Source text:
- - - -

The VILLAGE OF NORTH PALM BEACH is a small municipality in the northern part of Palm Beach County. It is bounded on the north by PGA Boulevard; on the south by South Lake Boulevard; its eastern boundaries go as far as the Atlantic Ocean; and its western boundaries go as far west as the Seacoast Railroad tracks.
The fourth plaintiff, the CITY OF WEST PALM BEACH, is a municipality located west of the Intercoastal Canal, which is its east
The intervenors are residents of West Palm Beach, and North Palm Beach, and own property in the western agricultural area of Palm Beach County commonly referred to as “The Glades.”
The Defendant in this action is the COUNTY OF PALM BEACH, one of the 67 counties which comprise a subdivision of the State of Florida.
The County has a population in excess of 550,000 and within the County are incorporated areas which comprise approximately 67% of the population of the County. There are, within the County, residents who reside outside of municipalities in unincorporated areas of approximately 33%. The County is an extremely large and diverse area with various needs and services rendered to both the incorporated municipalities and the unincorporated areas, together with the extensive agricultural area which lies west of what is called the “urban corridor,” which is that land east of the Florida Turnpike.
In addition, ALLEN CLARK, the Tax Collector of Palm Beach County, was named as a party in this action. However, by stipulation and agreement of parties, he was dropped as a party defendant.
ISSUES SETTLED OR RESOLVED
Apparently through pretrial discussion, discovery, and negotiation, the parties have agreed that the following items will not be considered by the Court, although identified in various adopted Resolutions by the Plaintiff/municipalities and in their pleadings. The items which have been settled, or otherwise not be considered by the Court, and the reasons for their exlusion, are as follows:
1) The operation of County, Planning, Zoning and Building Department.
Paid for by the permit fees.
2) Construction of subdivision street systems.
Paid for by private developers.
3) Installation and maintenance of street lighting system.
Paid for by private developers or property owners.
Paid for by property owner assessments.
5) Administration of solid-waste collection system.
Paid for by user fees.
6) Administration of land development programs.

- - - -

Data:
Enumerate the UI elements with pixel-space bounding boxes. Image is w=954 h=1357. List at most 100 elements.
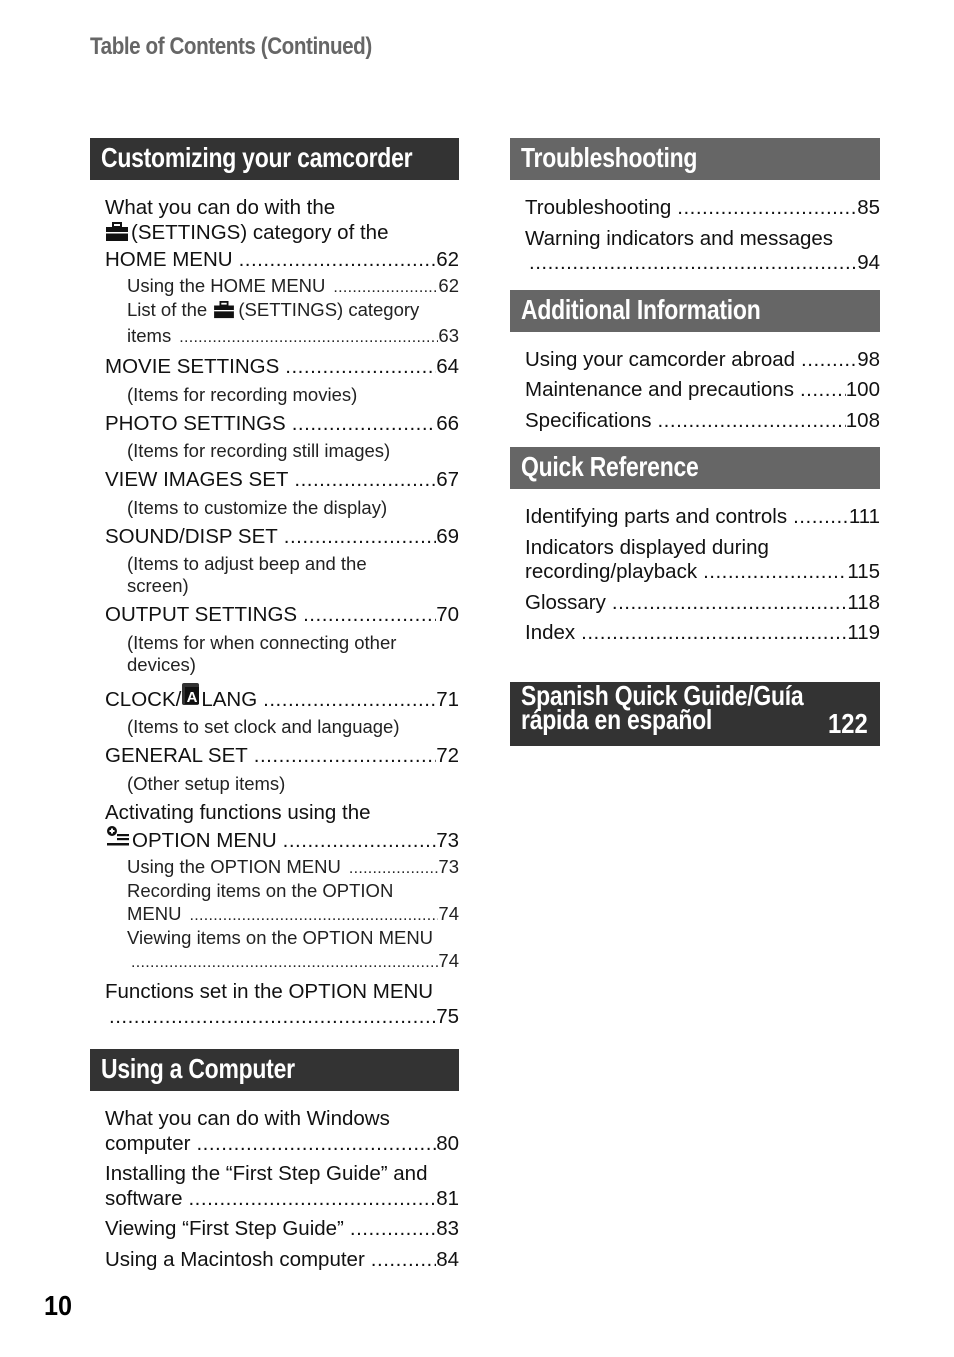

- - - -

Exercise set:
- 1) List each boundary of the Village of North Palm Beach given in the court excerpt, with its direction.
- 2) According to the court excerpt, what is the population of the County of Palm Beach?
Rely only on the court excerpt, not on the listing.

The replies:
- 1)
North: PGA Boulevard
South: South Lake Boulevard
East: the Atlantic Ocean
West: the Seacoast Railroad tracks

- 2) In excess of 550,000.